**USANDO AS INFORMAÇÕES:**
1) Cite o trecho do texto sobre a DeepSeek entre "Alguns líderes de" e "bilhões este ano.", inclusive.
2) Escreva a continuação do texto sobre a DeepSeek, começando logo após a última frase apresentada.

**TEXTO FORNECIDO:**

++++++++++

Alguns líderes de tecnologia questionam se o que a DeepSeek fez foi realmente possível com seu orçamento declarado e fornecimento de chips. O Meta supostamente criou “salas de guerra” para investigar esses modelos. A Microsoft está investigando se a DeepSeek teve acesso à tecnologia da OpenAI que poderia estar por trás de algumas de suas habilidades.
Se as alegações da DeepSeek forem comprovadas, isso mudará o cálculo para a construção frenética de centros de dados em toda a América, incluindo o projeto Stargate de US$ 500 milhões anunciado na Casa Branca na semana passada. Todas essas instalações enormes pareciam urgentes com base nos custos astronômicos de treinamento de modelos feitos nos EUA: O CEO da OpenAI, Sam Altman, disse que o GPT-4 custou “mais de” US$ 100 milhões para treinar, e o CEO da Anthropic, Dario Amodei, previu que poderíamos ver um modelo de US$ 10 bilhões este ano.

++++++++++

**TRECHOS DOS REGISTROS:**

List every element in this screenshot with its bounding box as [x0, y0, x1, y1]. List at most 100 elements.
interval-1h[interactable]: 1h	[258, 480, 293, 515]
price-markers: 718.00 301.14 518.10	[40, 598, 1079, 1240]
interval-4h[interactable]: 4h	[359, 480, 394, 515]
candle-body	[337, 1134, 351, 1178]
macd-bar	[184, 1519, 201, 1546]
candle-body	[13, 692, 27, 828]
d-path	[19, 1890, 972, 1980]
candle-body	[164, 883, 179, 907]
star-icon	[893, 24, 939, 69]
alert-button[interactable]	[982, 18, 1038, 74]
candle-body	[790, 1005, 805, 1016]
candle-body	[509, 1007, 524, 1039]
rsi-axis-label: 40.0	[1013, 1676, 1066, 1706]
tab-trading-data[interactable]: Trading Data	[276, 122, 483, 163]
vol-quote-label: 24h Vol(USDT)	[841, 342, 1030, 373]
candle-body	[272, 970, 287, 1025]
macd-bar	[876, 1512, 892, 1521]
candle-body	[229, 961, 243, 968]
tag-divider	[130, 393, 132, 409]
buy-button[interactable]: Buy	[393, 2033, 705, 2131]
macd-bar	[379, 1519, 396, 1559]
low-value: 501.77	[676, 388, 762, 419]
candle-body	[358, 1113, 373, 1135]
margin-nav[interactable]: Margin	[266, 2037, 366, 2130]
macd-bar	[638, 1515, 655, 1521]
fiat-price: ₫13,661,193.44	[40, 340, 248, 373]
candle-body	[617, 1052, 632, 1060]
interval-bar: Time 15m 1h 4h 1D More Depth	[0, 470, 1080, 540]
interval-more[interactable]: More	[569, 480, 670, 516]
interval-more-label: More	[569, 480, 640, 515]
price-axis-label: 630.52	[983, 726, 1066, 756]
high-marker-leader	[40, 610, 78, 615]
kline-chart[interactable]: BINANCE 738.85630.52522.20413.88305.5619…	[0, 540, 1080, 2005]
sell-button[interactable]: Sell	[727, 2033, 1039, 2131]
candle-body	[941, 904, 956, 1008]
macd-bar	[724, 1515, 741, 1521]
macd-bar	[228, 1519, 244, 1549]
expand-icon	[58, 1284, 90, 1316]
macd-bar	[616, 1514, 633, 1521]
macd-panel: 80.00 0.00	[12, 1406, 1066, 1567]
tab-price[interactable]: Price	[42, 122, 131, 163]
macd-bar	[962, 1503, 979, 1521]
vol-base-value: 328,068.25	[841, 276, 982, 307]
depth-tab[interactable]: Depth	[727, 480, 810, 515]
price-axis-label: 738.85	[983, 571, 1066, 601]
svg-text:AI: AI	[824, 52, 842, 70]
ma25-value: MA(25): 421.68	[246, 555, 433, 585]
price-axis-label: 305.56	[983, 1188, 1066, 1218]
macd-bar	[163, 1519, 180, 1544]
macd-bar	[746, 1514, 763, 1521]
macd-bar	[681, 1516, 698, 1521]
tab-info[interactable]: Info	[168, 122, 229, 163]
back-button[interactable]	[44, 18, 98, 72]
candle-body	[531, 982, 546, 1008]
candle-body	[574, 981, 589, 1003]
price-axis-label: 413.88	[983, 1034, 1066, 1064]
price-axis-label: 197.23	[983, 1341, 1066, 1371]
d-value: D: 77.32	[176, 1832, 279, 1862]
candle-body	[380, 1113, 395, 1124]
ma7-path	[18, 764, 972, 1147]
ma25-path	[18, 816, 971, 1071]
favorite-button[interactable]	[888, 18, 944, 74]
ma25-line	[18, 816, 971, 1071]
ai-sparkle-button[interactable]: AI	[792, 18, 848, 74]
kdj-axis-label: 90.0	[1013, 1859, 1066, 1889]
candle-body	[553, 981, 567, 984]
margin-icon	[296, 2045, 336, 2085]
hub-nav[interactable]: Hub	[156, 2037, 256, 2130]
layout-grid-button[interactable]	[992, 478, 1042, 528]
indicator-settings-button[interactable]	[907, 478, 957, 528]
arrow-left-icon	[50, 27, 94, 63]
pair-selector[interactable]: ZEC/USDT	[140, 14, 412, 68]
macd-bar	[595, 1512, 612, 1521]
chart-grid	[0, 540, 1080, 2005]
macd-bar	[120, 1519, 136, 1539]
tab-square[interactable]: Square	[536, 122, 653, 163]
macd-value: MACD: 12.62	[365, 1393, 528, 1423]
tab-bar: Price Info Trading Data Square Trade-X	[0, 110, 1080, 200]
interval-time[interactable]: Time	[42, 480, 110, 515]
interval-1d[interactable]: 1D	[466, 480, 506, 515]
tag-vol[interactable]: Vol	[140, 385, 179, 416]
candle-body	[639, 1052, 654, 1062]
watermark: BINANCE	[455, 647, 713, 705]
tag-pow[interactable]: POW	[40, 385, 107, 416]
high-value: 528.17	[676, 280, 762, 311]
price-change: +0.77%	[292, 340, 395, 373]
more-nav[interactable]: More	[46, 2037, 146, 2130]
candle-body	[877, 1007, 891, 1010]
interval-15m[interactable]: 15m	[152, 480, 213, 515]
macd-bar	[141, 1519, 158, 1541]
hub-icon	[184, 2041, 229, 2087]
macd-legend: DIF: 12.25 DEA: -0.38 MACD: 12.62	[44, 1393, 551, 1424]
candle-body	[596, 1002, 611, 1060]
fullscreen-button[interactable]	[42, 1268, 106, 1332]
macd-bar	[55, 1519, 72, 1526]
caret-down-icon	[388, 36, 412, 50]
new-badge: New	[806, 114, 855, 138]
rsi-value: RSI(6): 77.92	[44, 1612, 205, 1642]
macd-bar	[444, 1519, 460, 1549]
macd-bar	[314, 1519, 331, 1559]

++++++++++

**RESPOSTAS ÀS TAREFAS:**
1)
Alguns líderes de tecnologia questionam se o que a DeepSeek fez foi realmente possível com seu orçamento declarado e fornecimento de chips. O Meta supostamente criou “salas de guerra” para investigar esses modelos. A Microsoft está investigando se a DeepSeek teve acesso à tecnologia da OpenAI que poderia estar por trás de algumas de suas habilidades.
Se as alegações da DeepSeek forem comprovadas, isso mudará o cálculo para a construção frenética de centros de dados em toda a América, incluindo o projeto Stargate de US$ 500 milhões anunciado na Casa Branca na semana passada. Todas essas instalações enormes pareciam urgentes com base nos custos astronômicos de treinamento de modelos feitos nos EUA: O CEO da OpenAI, Sam Altman, disse que o GPT-4 custou “mais de” US$ 100 milhões para treinar, e o CEO da Anthropic, Dario Amodei, previu que poderíamos ver um modelo de US$ 10 bilhões este ano.

2)
Mas se eles puderem ser treinados por uma fração desse custo em hardware menos potente, a corrida para construir pode parecer mais uma reação exagerada e cara. Alguns, como o cientista-chefe de IA do Meta, Yann LeCunn, argumentam que ainda precisaremos dessa infraestrutura para executar serviços de IA em escala. Mas as inovações da DeepSeek sugerem que ainda existem grandes ganhos de eficiência a serem encontrados tanto no treinamento quanto na implementação, o que os pesquisadores deveriam se entusiasmar.
É um padrão visto repetidamente.
Assim como o custo do processamento de computadores despencou desde os primeiros mainframes – com smartphones agora oferecendo mais poder de computação do que as máquinas que enviaram astronautas para a lua -, sempre houve motivos para acreditar que o gigantesco apetite de energia da IA acabaria diminuindo. As primeiras iterações de qualquer tecnologia raramente são eficientes, e a fatura para a IA generativa sempre chegaria: As empresas precisam começar a ganhar dinheiro eventualmente, e isso provavelmente é impossível com os níveis atuais de consumo de energia.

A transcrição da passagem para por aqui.